*WHAT IS NEEDED*: Nothing may be changed. Give the entries below again exactly.

┌────────

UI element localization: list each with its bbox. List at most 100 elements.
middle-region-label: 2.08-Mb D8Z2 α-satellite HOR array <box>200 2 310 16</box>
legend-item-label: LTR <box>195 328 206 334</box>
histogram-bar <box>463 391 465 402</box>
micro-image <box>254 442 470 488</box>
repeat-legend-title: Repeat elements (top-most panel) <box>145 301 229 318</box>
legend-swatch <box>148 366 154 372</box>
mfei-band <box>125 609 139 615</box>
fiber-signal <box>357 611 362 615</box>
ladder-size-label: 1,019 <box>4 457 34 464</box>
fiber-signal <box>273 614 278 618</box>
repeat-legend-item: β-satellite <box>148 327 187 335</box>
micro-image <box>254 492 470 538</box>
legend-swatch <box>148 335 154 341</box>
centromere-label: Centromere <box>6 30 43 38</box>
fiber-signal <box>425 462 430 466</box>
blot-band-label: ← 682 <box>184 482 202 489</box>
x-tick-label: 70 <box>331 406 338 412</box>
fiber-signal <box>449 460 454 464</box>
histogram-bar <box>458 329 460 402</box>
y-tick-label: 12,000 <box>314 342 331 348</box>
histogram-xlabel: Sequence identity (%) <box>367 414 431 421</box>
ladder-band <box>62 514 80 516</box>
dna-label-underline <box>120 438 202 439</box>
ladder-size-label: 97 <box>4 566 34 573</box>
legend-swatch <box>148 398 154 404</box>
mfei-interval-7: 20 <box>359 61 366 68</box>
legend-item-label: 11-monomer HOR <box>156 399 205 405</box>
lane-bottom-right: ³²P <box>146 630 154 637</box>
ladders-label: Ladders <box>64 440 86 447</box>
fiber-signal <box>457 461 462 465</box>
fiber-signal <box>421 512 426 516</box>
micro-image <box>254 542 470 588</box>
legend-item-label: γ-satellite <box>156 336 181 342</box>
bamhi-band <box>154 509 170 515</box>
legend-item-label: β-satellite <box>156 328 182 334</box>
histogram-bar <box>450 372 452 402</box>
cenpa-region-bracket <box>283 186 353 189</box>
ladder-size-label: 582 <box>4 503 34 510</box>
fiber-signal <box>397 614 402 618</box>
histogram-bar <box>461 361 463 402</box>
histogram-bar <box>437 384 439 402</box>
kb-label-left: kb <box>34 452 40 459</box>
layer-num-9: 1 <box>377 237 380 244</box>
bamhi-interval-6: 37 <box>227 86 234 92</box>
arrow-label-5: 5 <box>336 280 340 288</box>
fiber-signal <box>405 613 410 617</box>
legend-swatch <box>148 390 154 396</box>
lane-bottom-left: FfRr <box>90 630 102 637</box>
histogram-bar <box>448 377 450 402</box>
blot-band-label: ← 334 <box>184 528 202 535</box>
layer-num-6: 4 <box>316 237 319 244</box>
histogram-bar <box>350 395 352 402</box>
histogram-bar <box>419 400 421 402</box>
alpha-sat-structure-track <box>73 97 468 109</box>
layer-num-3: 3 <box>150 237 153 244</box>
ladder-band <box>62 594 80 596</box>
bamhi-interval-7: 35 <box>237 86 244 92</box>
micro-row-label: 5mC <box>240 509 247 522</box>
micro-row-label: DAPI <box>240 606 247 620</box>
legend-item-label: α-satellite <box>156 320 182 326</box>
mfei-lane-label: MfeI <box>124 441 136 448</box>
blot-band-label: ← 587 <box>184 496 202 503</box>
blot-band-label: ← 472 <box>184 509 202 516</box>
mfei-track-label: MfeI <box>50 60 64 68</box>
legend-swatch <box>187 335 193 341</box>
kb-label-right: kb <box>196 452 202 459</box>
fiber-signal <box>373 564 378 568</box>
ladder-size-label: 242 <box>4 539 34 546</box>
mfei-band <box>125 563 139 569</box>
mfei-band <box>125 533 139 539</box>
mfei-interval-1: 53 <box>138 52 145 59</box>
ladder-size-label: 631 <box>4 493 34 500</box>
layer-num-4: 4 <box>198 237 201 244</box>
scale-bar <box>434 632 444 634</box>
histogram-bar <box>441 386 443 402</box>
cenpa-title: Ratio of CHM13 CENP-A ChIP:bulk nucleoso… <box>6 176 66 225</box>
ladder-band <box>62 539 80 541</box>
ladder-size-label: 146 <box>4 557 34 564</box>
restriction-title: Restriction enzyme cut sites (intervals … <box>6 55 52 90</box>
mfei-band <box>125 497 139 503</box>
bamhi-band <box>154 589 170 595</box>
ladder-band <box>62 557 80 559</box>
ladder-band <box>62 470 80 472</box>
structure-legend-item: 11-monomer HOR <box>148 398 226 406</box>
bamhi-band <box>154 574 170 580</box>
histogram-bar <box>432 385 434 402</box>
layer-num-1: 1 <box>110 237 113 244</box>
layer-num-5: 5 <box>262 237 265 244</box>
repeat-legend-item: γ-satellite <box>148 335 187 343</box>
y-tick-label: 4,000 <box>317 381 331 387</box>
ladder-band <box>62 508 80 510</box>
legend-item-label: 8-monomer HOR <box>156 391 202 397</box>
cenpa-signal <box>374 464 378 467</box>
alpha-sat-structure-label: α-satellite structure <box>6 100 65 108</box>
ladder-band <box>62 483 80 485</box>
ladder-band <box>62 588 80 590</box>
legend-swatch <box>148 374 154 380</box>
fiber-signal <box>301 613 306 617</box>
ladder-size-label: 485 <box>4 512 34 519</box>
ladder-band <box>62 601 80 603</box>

└────────

*RESPONSE TO THE TASK*:
UI element localization: list each with its bbox. List at most 100 elements.
middle-region-label: 2.08-Mb D8Z2 α-satellite HOR array <box>200 2 310 16</box>
legend-item-label: LTR <box>195 328 206 334</box>
histogram-bar <box>463 391 465 402</box>
micro-image <box>254 442 470 488</box>
repeat-legend-title: Repeat elements (top-most panel) <box>145 301 229 318</box>
legend-swatch <box>148 366 154 372</box>
mfei-band <box>125 609 139 615</box>
fiber-signal <box>357 611 362 615</box>
ladder-size-label: 1,019 <box>4 457 34 464</box>
fiber-signal <box>273 614 278 618</box>
repeat-legend-item: β-satellite <box>148 327 187 335</box>
micro-image <box>254 492 470 538</box>
legend-swatch <box>148 335 154 341</box>
centromere-label: Centromere <box>6 30 43 38</box>
fiber-signal <box>425 462 430 466</box>
blot-band-label: ← 682 <box>184 482 202 489</box>
x-tick-label: 70 <box>331 406 338 412</box>
fiber-signal <box>449 460 454 464</box>
histogram-bar <box>458 329 460 402</box>
y-tick-label: 12,000 <box>314 342 331 348</box>
histogram-xlabel: Sequence identity (%) <box>367 414 431 421</box>
ladder-band <box>62 514 80 516</box>
dna-label-underline <box>120 438 202 439</box>
ladder-size-label: 97 <box>4 566 34 573</box>
legend-swatch <box>148 398 154 404</box>
mfei-interval-7: 20 <box>359 61 366 68</box>
legend-item-label: 11-monomer HOR <box>156 399 205 405</box>
lane-bottom-right: ³²P <box>146 630 154 637</box>
ladders-label: Ladders <box>64 440 86 447</box>
fiber-signal <box>457 461 462 465</box>
fiber-signal <box>421 512 426 516</box>
micro-image <box>254 542 470 588</box>
legend-item-label: γ-satellite <box>156 336 181 342</box>
bamhi-band <box>154 509 170 515</box>
legend-item-label: β-satellite <box>156 328 182 334</box>
histogram-bar <box>450 372 452 402</box>
cenpa-region-bracket <box>283 186 353 189</box>
ladder-size-label: 582 <box>4 503 34 510</box>
fiber-signal <box>397 614 402 618</box>
histogram-bar <box>461 361 463 402</box>
histogram-bar <box>437 384 439 402</box>
kb-label-left: kb <box>34 452 40 459</box>
layer-num-9: 1 <box>377 237 380 244</box>
bamhi-interval-6: 37 <box>227 86 234 92</box>
arrow-label-5: 5 <box>336 280 340 288</box>
fiber-signal <box>405 613 410 617</box>
legend-swatch <box>148 390 154 396</box>
lane-bottom-left: FfRr <box>90 630 102 637</box>
histogram-bar <box>448 377 450 402</box>
blot-band-label: ← 334 <box>184 528 202 535</box>
layer-num-6: 4 <box>316 237 319 244</box>
histogram-bar <box>350 395 352 402</box>
histogram-bar <box>419 400 421 402</box>
alpha-sat-structure-track <box>73 97 468 109</box>
layer-num-3: 3 <box>150 237 153 244</box>
ladder-band <box>62 594 80 596</box>
bamhi-interval-7: 35 <box>237 86 244 92</box>
micro-row-label: 5mC <box>240 509 247 522</box>
micro-row-label: DAPI <box>240 606 247 620</box>
legend-item-label: α-satellite <box>156 320 182 326</box>
mfei-lane-label: MfeI <box>124 441 136 448</box>
blot-band-label: ← 587 <box>184 496 202 503</box>
blot-band-label: ← 472 <box>184 509 202 516</box>
mfei-track-label: MfeI <box>50 60 64 68</box>
legend-swatch <box>187 335 193 341</box>
kb-label-right: kb <box>196 452 202 459</box>
fiber-signal <box>373 564 378 568</box>
ladder-size-label: 242 <box>4 539 34 546</box>
mfei-band <box>125 563 139 569</box>
mfei-band <box>125 533 139 539</box>
mfei-interval-1: 53 <box>138 52 145 59</box>
ladder-size-label: 631 <box>4 493 34 500</box>
layer-num-4: 4 <box>198 237 201 244</box>
scale-bar <box>434 632 444 634</box>
histogram-bar <box>441 386 443 402</box>
cenpa-title: Ratio of CHM13 CENP-A ChIP:bulk nucleoso… <box>6 176 66 225</box>
ladder-band <box>62 539 80 541</box>
ladder-size-label: 146 <box>4 557 34 564</box>
restriction-title: Restriction enzyme cut sites (intervals … <box>6 55 52 90</box>
mfei-band <box>125 497 139 503</box>
bamhi-band <box>154 589 170 595</box>
ladder-band <box>62 557 80 559</box>
ladder-band <box>62 470 80 472</box>
structure-legend-item: 11-monomer HOR <box>148 398 226 406</box>
bamhi-band <box>154 574 170 580</box>
histogram-bar <box>432 385 434 402</box>
layer-num-1: 1 <box>110 237 113 244</box>
layer-num-5: 5 <box>262 237 265 244</box>
repeat-legend-item: γ-satellite <box>148 335 187 343</box>
y-tick-label: 4,000 <box>317 381 331 387</box>
ladder-band <box>62 508 80 510</box>
legend-item-label: 8-monomer HOR <box>156 391 202 397</box>
cenpa-signal <box>374 464 378 467</box>
alpha-sat-structure-label: α-satellite structure <box>6 100 65 108</box>
ladder-band <box>62 483 80 485</box>
ladder-band <box>62 588 80 590</box>
legend-swatch <box>148 374 154 380</box>
fiber-signal <box>301 613 306 617</box>
ladder-size-label: 485 <box>4 512 34 519</box>
ladder-band <box>62 601 80 603</box>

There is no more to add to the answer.